*** Provided passage Section Begins ***

When resolveRoute returns reason: 'no-session' or reason: 'media-denied', stash the intended path before navigating to authRedirect. After a successful login, consume it.

Vue Router 4 example

// Before redirecting to the auth screen:
sessionStorage.setItem('fl:postLoginPath', router.currentRoute.value.fullPath);
router.push(result.redirectTo);

// After a successful login:
var target = sessionStorage.getItem('fl:postLoginPath');
sessionStorage.removeItem('fl:postLoginPath');
router.push(target || manifest.defaultRoute);

Framework-agnostic equivalent

// Before redirecting to the auth screen:
sessionStorage.setItem('fl:postLoginPath', location.pathname + location.search);
navigate(result.redirectTo);

// After a successful login:
var target = sessionStorage.getItem('fl:postLoginPath');
sessionStorage.removeItem('fl:postLoginPath');
navigate(target || manifest.defaultRoute);

Replace navigate(...) with the same helper used in your router (Svelte, vanilla JS, or React Router’s navigate() from useNavigate()).

*** Provided passage Section Ends ***
*** Supplied entries Section Begins ***

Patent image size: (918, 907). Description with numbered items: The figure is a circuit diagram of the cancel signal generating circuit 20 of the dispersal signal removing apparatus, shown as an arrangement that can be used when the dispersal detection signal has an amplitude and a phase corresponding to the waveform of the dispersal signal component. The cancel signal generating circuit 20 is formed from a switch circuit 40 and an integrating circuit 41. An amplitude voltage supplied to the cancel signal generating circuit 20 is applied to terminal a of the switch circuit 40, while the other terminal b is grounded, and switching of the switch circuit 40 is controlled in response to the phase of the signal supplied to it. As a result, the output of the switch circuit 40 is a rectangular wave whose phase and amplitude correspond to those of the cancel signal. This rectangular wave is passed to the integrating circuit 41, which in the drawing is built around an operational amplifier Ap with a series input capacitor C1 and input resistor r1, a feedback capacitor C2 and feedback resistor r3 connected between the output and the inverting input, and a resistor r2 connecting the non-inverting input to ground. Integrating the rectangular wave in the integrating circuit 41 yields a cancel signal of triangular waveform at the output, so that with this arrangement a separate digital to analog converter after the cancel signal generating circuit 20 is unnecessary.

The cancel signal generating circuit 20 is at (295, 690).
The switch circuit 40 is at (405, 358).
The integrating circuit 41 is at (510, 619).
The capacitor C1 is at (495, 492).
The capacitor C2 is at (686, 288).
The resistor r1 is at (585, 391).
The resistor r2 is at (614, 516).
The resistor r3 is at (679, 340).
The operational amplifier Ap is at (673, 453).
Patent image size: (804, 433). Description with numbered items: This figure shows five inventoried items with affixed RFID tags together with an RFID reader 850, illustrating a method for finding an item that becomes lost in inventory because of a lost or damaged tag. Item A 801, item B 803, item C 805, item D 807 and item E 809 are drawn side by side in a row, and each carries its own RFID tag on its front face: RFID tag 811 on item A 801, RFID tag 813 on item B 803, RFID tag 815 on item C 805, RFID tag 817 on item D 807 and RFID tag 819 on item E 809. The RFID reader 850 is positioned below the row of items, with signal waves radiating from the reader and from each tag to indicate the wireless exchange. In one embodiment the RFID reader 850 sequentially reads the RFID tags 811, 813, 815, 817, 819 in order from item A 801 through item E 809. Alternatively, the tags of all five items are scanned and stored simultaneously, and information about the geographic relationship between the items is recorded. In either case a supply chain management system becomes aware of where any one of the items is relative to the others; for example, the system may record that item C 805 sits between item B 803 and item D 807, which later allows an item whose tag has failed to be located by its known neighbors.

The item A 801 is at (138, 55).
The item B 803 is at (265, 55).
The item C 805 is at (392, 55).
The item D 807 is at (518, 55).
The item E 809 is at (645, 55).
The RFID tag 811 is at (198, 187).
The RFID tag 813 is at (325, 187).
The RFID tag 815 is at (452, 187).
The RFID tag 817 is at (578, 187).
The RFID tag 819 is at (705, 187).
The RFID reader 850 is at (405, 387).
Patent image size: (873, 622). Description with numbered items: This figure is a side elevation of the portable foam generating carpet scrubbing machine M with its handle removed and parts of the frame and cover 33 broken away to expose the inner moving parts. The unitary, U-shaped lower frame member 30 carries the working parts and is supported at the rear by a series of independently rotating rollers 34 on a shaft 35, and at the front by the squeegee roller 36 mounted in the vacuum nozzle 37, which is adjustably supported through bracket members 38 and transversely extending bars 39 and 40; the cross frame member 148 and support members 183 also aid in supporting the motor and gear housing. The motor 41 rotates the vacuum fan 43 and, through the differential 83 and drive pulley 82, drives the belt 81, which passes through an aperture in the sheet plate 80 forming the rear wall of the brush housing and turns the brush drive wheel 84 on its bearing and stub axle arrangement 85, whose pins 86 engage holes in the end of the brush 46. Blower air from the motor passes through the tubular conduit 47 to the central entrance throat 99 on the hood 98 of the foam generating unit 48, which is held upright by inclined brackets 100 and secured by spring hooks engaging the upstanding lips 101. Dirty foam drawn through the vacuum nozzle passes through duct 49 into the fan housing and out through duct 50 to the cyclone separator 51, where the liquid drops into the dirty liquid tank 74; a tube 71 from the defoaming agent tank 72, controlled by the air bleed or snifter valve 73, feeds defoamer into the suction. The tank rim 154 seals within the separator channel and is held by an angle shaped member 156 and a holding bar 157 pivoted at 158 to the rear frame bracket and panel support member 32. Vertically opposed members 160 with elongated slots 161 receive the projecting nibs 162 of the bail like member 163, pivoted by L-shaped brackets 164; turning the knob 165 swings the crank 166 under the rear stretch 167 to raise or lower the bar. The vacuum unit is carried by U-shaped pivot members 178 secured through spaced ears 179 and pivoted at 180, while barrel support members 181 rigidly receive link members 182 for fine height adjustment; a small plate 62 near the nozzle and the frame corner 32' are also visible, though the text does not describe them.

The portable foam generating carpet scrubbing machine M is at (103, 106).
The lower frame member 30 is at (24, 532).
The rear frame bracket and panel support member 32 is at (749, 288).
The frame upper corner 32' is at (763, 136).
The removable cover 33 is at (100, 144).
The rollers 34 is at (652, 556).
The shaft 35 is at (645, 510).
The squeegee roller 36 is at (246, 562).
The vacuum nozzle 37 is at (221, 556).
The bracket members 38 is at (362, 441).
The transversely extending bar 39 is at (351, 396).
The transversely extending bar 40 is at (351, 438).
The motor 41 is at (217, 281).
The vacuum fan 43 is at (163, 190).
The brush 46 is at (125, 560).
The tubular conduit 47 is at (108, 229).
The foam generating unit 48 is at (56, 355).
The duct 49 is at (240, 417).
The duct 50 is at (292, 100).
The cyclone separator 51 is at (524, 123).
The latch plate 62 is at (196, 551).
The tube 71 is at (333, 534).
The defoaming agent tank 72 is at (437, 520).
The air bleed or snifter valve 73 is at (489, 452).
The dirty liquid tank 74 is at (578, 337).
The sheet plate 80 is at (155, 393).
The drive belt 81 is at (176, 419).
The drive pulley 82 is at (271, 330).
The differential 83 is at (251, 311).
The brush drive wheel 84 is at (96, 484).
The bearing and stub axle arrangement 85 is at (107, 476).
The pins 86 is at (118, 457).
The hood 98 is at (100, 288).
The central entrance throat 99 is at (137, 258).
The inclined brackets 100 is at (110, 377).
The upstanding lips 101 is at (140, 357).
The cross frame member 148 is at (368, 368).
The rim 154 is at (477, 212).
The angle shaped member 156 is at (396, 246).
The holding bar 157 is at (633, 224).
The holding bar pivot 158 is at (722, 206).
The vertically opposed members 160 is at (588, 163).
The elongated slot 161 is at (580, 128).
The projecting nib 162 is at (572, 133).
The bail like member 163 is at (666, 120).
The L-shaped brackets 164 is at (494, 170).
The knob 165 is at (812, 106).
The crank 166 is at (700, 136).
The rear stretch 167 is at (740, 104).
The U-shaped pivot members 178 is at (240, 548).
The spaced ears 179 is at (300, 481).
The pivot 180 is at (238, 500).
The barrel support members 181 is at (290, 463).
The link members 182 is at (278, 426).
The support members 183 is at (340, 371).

*** Supplied entries Section Ends ***

§ Assigned task:
Answer these questions about the post-login redirect guide, one line each:
1. Which two reason values from resolveRoute call for saving the intended path?
2. Under what sessionStorage key is that path saved?
3. Where does navigation go after login if no saved path is found?
The entries come from a separate source, not from the text.

§ Result:
1. 'no-session' and 'media-denied'
2. 'fl:postLoginPath'
3. manifest.defaultRoute